(EXERCISE REQUIREMENTS) Copy nothing but the text: reproduce each line of the listing exactly and leave the pictures out.
──────── TASK MATERIAL ────────
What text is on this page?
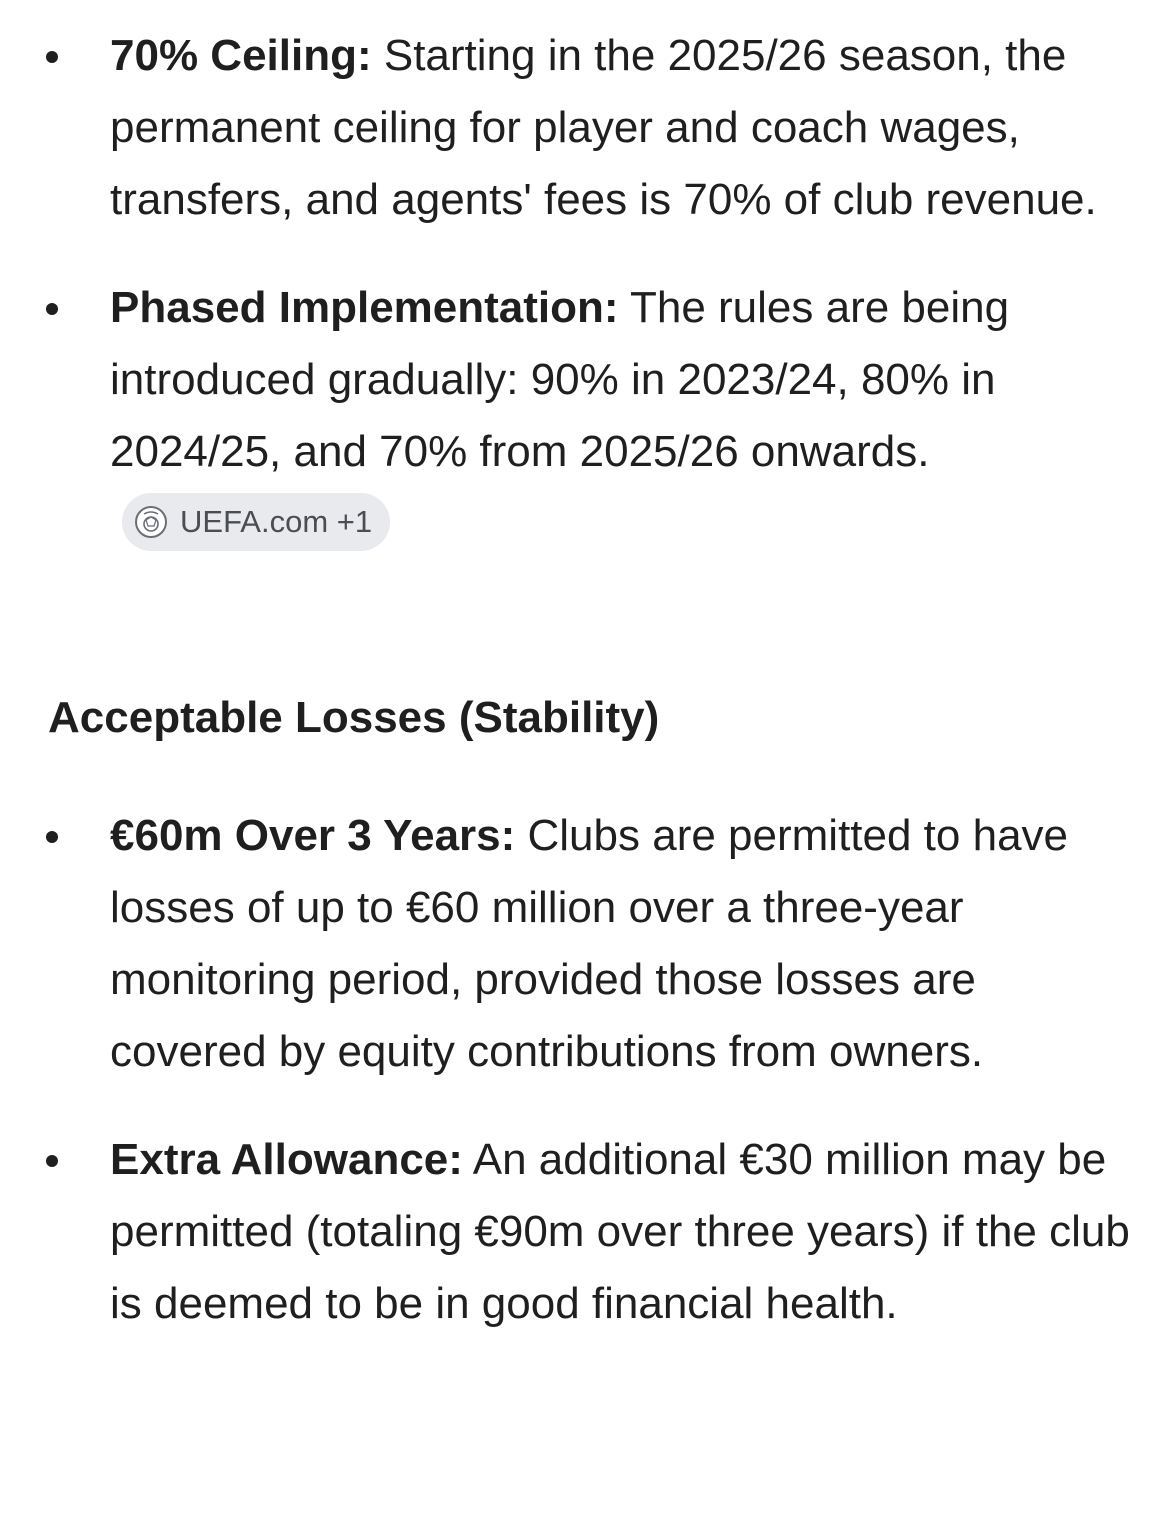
70% Ceiling: Starting in the 2025/26 season, the permanent ceiling for player and coach wages, transfers, and agents' fees is 70% of club revenue.
Phased Implementation: The rules are being introduced gradually: 90% in 2023/24, 80% in 2024/25, and 70% from 2025/26 onwards.
UEFA.com +1
Acceptable Losses (Stability)
€60m Over 3 Years: Clubs are permitted to have losses of up to €60 million over a three-year monitoring period, provided those losses are covered by equity contributions from owners.
Extra Allowance: An additional €30 million may be permitted (totaling €90m over three years) if the club is deemed to be in good financial health.
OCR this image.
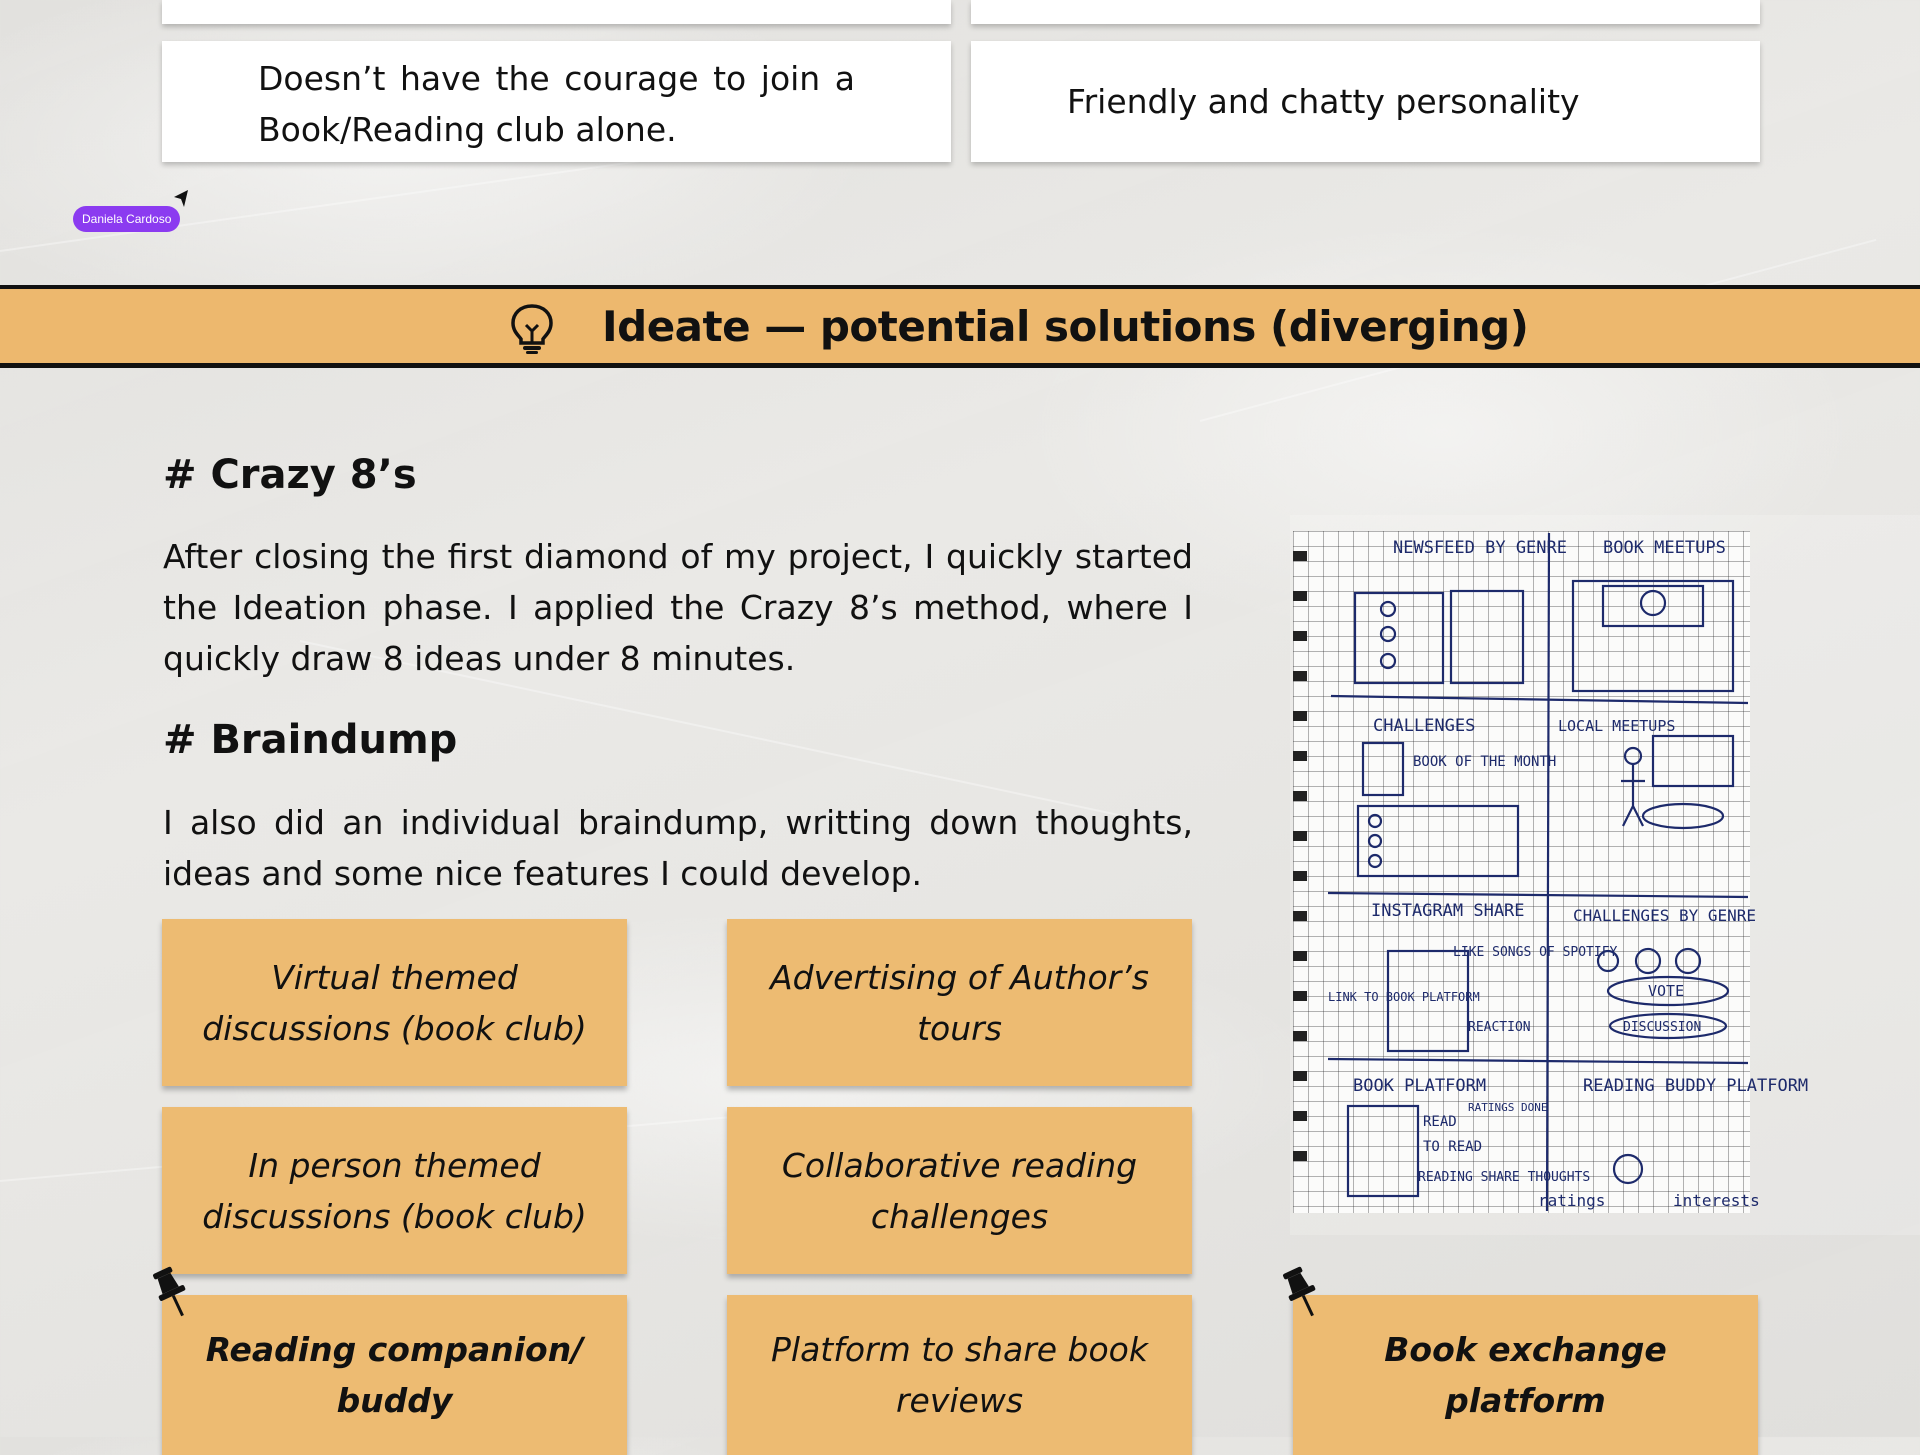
Doesn’t have the courage to join a Book/Reading club alone.
Friendly and chatty personality
Daniela Cardoso
Ideate — potential solutions (diverging)
# Crazy 8’s
After closing the first diamond of my project, I quickly started the Ideation phase. I applied the Crazy 8’s method, where I quickly draw 8 ideas under 8 minutes.
# Braindump
I also did an individual braindump, writting down thoughts, ideas and some nice features I could develop.
NEWSFEED BY GENRE BOOK MEETUPS
CHALLENGES
BOOK OF THE MONTH
LOCAL MEETUPS
INSTAGRAM SHARE
LIKE SONGS OF SPOTIFY
REACTION
LINK TO BOOK PLATFORM
CHALLENGES BY GENRE
VOTE
DISCUSSION
BOOK PLATFORM
READ
TO READ
RATINGS DONE
READING SHARE THOUGHTS
READING BUDDY PLATFORM
ratings	interests
Virtual themed discussions (book club)
Advertising of Author’s tours
In person themed discussions (book club)
Collaborative reading challenges
Reading companion/ buddy
Platform to share book reviews
Book exchange platform
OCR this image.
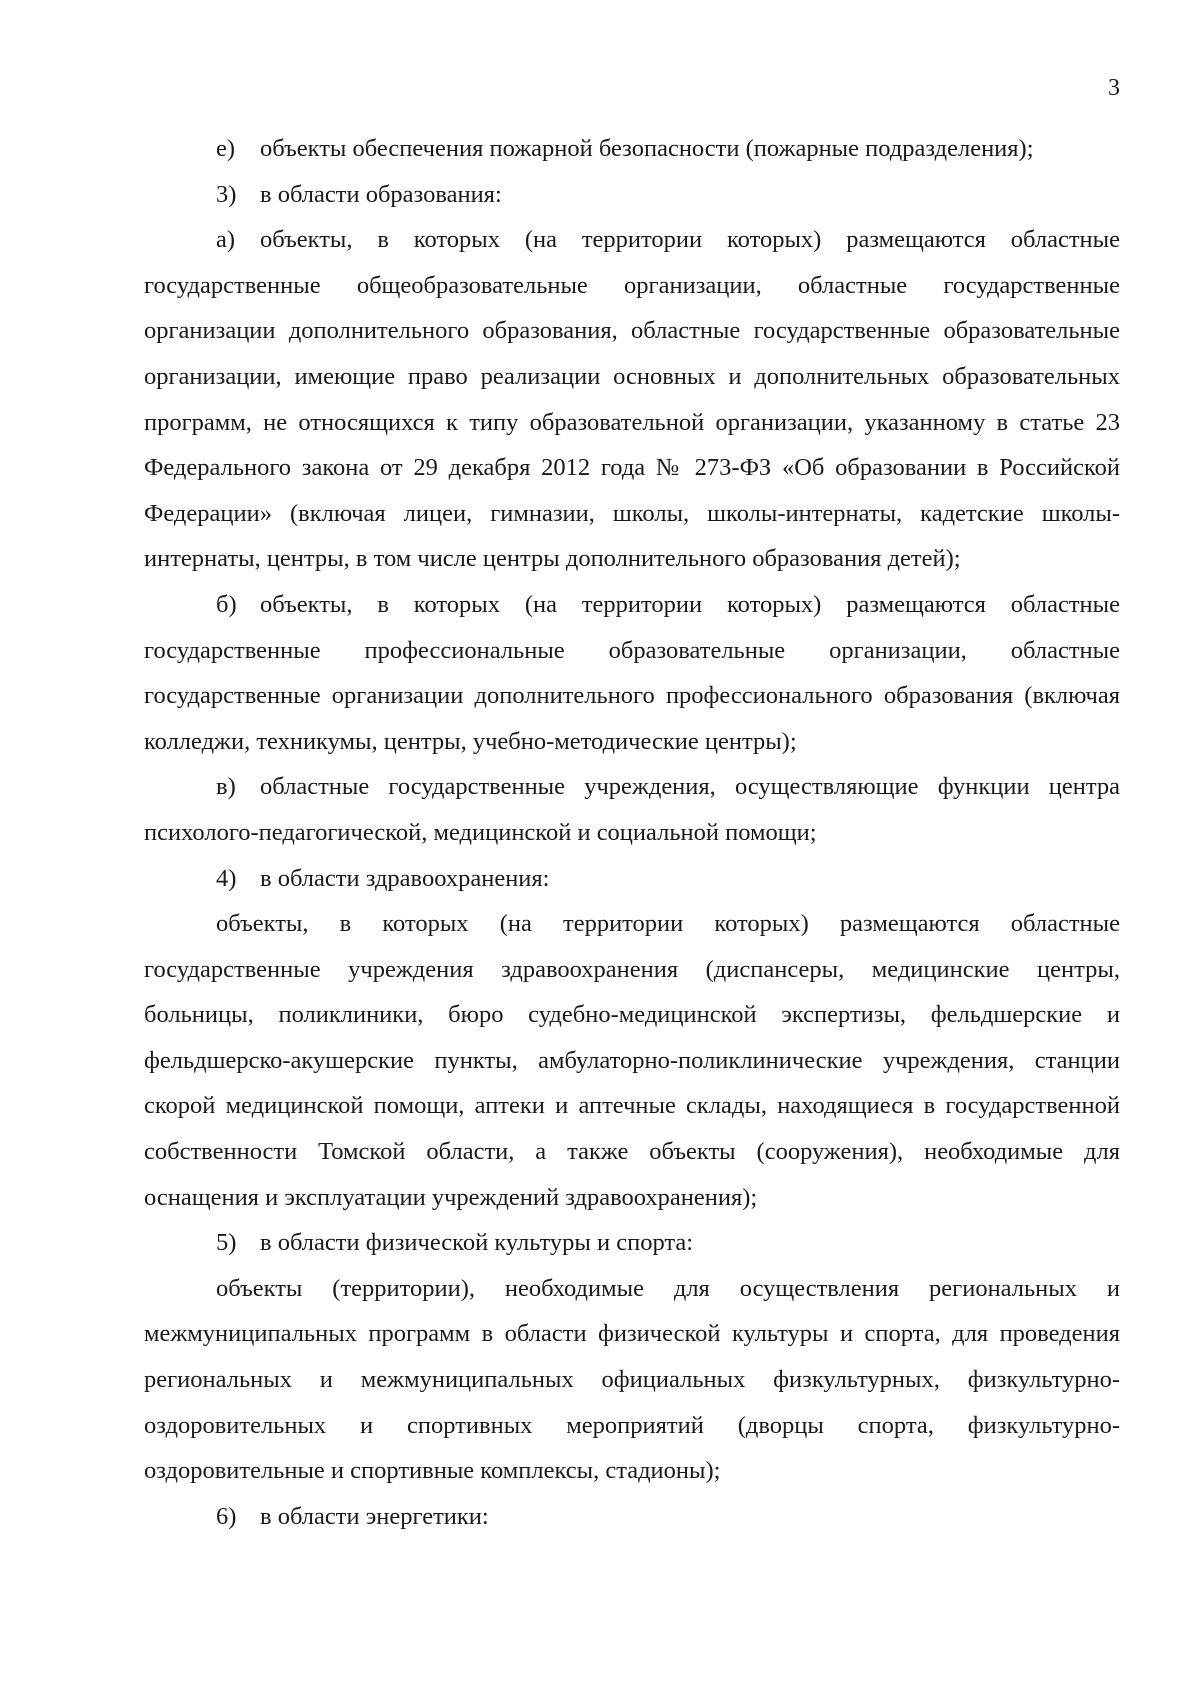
3

е) объекты обеспечения пожарной безопасности (пожарные подразделения);

3) в области образования:

а) объекты, в которых (на территории которых) размещаются областные государственные общеобразовательные организации, областные государственные организации дополнительного образования, областные государственные образовательные организации, имеющие право реализации основных и дополнительных образовательных программ, не относящихся к типу образовательной организации, указанному в статье 23 Федерального закона от 29 декабря 2012 года № 273-ФЗ «Об образовании в Российской Федерации» (включая лицеи, гимназии, школы, школы-интернаты, кадетские школы-интернаты, центры, в том числе центры дополнительного образования детей);

б) объекты, в которых (на территории которых) размещаются областные государственные профессиональные образовательные организации, областные государственные организации дополнительного профессионального образования (включая колледжи, техникумы, центры, учебно-методические центры);

в) областные государственные учреждения, осуществляющие функции центра психолого-педагогической, медицинской и социальной помощи;

4) в области здравоохранения:

объекты, в которых (на территории которых) размещаются областные государственные учреждения здравоохранения (диспансеры, медицинские центры, больницы, поликлиники, бюро судебно-медицинской экспертизы, фельдшерские и фельдшерско-акушерские пункты, амбулаторно-поликлинические учреждения, станции скорой медицинской помощи, аптеки и аптечные склады, находящиеся в государственной собственности Томской области, а также объекты (сооружения), необходимые для оснащения и эксплуатации учреждений здравоохранения);

5) в области физической культуры и спорта:

объекты (территории), необходимые для осуществления региональных и межмуниципальных программ в области физической культуры и спорта, для проведения региональных и межмуниципальных официальных физкультурных, физкультурно-оздоровительных и спортивных мероприятий (дворцы спорта, физкультурно-оздоровительные и спортивные комплексы, стадионы);

6) в области энергетики:
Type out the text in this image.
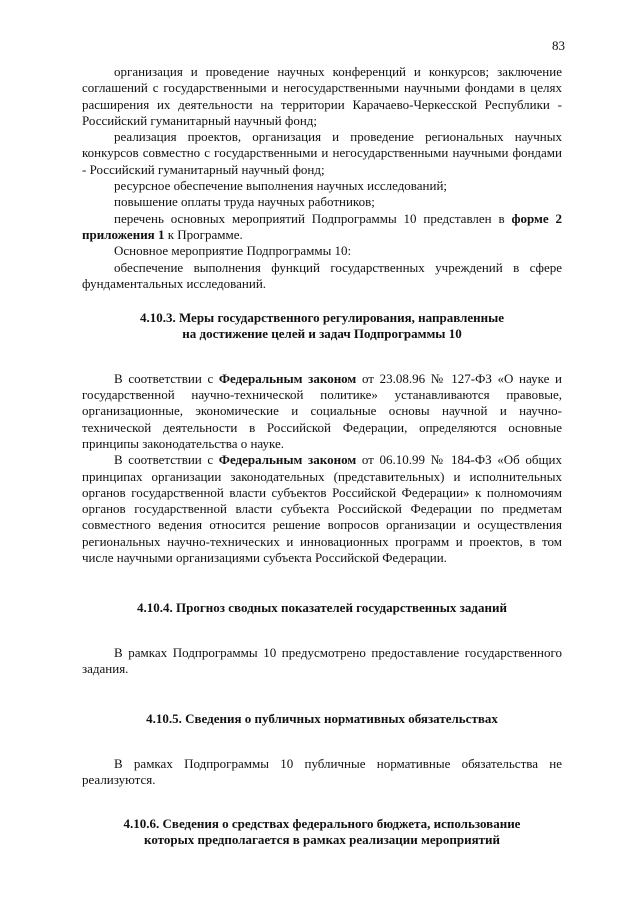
83

организация и проведение научных конференций и конкурсов; заключение соглашений с государственными и негосударственными научными фондами в целях расширения их деятельности на территории Карачаево-Черкесской Республики - Российский гуманитарный научный фонд;

реализация проектов, организация и проведение региональных научных конкурсов совместно с государственными и негосударственными научными фондами - Российский гуманитарный научный фонд;

ресурсное обеспечение выполнения научных исследований;

повышение оплаты труда научных работников;

перечень основных мероприятий Подпрограммы 10 представлен в форме 2 приложения 1 к Программе.

Основное мероприятие Подпрограммы 10:

обеспечение выполнения функций государственных учреждений в сфере фундаментальных исследований.

4.10.3. Меры государственного регулирования, направленные
на достижение целей и задач Подпрограммы 10

В соответствии с Федеральным законом от 23.08.96 № 127-ФЗ «О науке и государственной научно-технической политике» устанавливаются правовые, организационные, экономические и социальные основы научной и научно-технической деятельности в Российской Федерации, определяются основные принципы законодательства о науке.

В соответствии с Федеральным законом от 06.10.99 № 184-ФЗ «Об общих принципах организации законодательных (представительных) и исполнительных органов государственной власти субъектов Российской Федерации» к полномочиям органов государственной власти субъекта Российской Федерации по предметам совместного ведения относится решение вопросов организации и осуществления региональных научно-технических и инновационных программ и проектов, в том числе научными организациями субъекта Российской Федерации.

4.10.4. Прогноз сводных показателей государственных заданий

В рамках Подпрограммы 10 предусмотрено предоставление государственного задания.

4.10.5. Сведения о публичных нормативных обязательствах

В рамках Подпрограммы 10 публичные нормативные обязательства не реализуются.

4.10.6. Сведения о средствах федерального бюджета, использование
которых предполагается в рамках реализации мероприятий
────────
(EXPECTED ANSWER)
What text is on this page?
70% Ceiling: Starting in the 2025/26 season, the permanent ceiling for player and coach wages, transfers, and agents' fees is 70% of club revenue.
Phased Implementation: The rules are being introduced gradually: 90% in 2023/24, 80% in 2024/25, and 70% from 2025/26 onwards.
UEFA.com +1
Acceptable Losses (Stability)
€60m Over 3 Years: Clubs are permitted to have losses of up to €60 million over a three-year monitoring period, provided those losses are covered by equity contributions from owners.
Extra Allowance: An additional €30 million may be permitted (totaling €90m over three years) if the club is deemed to be in good financial health.
OCR this image.
Doesn’t have the courage to join a Book/Reading club alone.
Friendly and chatty personality
Daniela Cardoso
Ideate — potential solutions (diverging)
# Crazy 8’s
After closing the first diamond of my project, I quickly started the Ideation phase. I applied the Crazy 8’s method, where I quickly draw 8 ideas under 8 minutes.
# Braindump
I also did an individual braindump, writting down thoughts, ideas and some nice features I could develop.
NEWSFEED BY GENRE BOOK MEETUPS
CHALLENGES
BOOK OF THE MONTH
LOCAL MEETUPS
INSTAGRAM SHARE
LIKE SONGS OF SPOTIFY
REACTION
LINK TO BOOK PLATFORM
CHALLENGES BY GENRE
VOTE
DISCUSSION
BOOK PLATFORM
READ
TO READ
RATINGS DONE
READING SHARE THOUGHTS
READING BUDDY PLATFORM
ratings	interests
Virtual themed discussions (book club)
Advertising of Author’s tours
In person themed discussions (book club)
Collaborative reading challenges
Reading companion/ buddy
Platform to share book reviews
Book exchange platform
OCR this image.
3

е) объекты обеспечения пожарной безопасности (пожарные подразделения);

3) в области образования:

а) объекты, в которых (на территории которых) размещаются областные государственные общеобразовательные организации, областные государственные организации дополнительного образования, областные государственные образовательные организации, имеющие право реализации основных и дополнительных образовательных программ, не относящихся к типу образовательной организации, указанному в статье 23 Федерального закона от 29 декабря 2012 года № 273-ФЗ «Об образовании в Российской Федерации» (включая лицеи, гимназии, школы, школы-интернаты, кадетские школы-интернаты, центры, в том числе центры дополнительного образования детей);

б) объекты, в которых (на территории которых) размещаются областные государственные профессиональные образовательные организации, областные государственные организации дополнительного профессионального образования (включая колледжи, техникумы, центры, учебно-методические центры);

в) областные государственные учреждения, осуществляющие функции центра психолого-педагогической, медицинской и социальной помощи;

4) в области здравоохранения:

объекты, в которых (на территории которых) размещаются областные государственные учреждения здравоохранения (диспансеры, медицинские центры, больницы, поликлиники, бюро судебно-медицинской экспертизы, фельдшерские и фельдшерско-акушерские пункты, амбулаторно-поликлинические учреждения, станции скорой медицинской помощи, аптеки и аптечные склады, находящиеся в государственной собственности Томской области, а также объекты (сооружения), необходимые для оснащения и эксплуатации учреждений здравоохранения);

5) в области физической культуры и спорта:

объекты (территории), необходимые для осуществления региональных и межмуниципальных программ в области физической культуры и спорта, для проведения региональных и межмуниципальных официальных физкультурных, физкультурно-оздоровительных и спортивных мероприятий (дворцы спорта, физкультурно-оздоровительные и спортивные комплексы, стадионы);

6) в области энергетики:
Type out the text in this image.
83

организация и проведение научных конференций и конкурсов; заключение соглашений с государственными и негосударственными научными фондами в целях расширения их деятельности на территории Карачаево-Черкесской Республики - Российский гуманитарный научный фонд;

реализация проектов, организация и проведение региональных научных конкурсов совместно с государственными и негосударственными научными фондами - Российский гуманитарный научный фонд;

ресурсное обеспечение выполнения научных исследований;

повышение оплаты труда научных работников;

перечень основных мероприятий Подпрограммы 10 представлен в форме 2 приложения 1 к Программе.

Основное мероприятие Подпрограммы 10:

обеспечение выполнения функций государственных учреждений в сфере фундаментальных исследований.

4.10.3. Меры государственного регулирования, направленные
на достижение целей и задач Подпрограммы 10

В соответствии с Федеральным законом от 23.08.96 № 127-ФЗ «О науке и государственной научно-технической политике» устанавливаются правовые, организационные, экономические и социальные основы научной и научно-технической деятельности в Российской Федерации, определяются основные принципы законодательства о науке.

В соответствии с Федеральным законом от 06.10.99 № 184-ФЗ «Об общих принципах организации законодательных (представительных) и исполнительных органов государственной власти субъектов Российской Федерации» к полномочиям органов государственной власти субъекта Российской Федерации по предметам совместного ведения относится решение вопросов организации и осуществления региональных научно-технических и инновационных программ и проектов, в том числе научными организациями субъекта Российской Федерации.

4.10.4. Прогноз сводных показателей государственных заданий

В рамках Подпрограммы 10 предусмотрено предоставление государственного задания.

4.10.5. Сведения о публичных нормативных обязательствах

В рамках Подпрограммы 10 публичные нормативные обязательства не реализуются.

4.10.6. Сведения о средствах федерального бюджета, использование
которых предполагается в рамках реализации мероприятий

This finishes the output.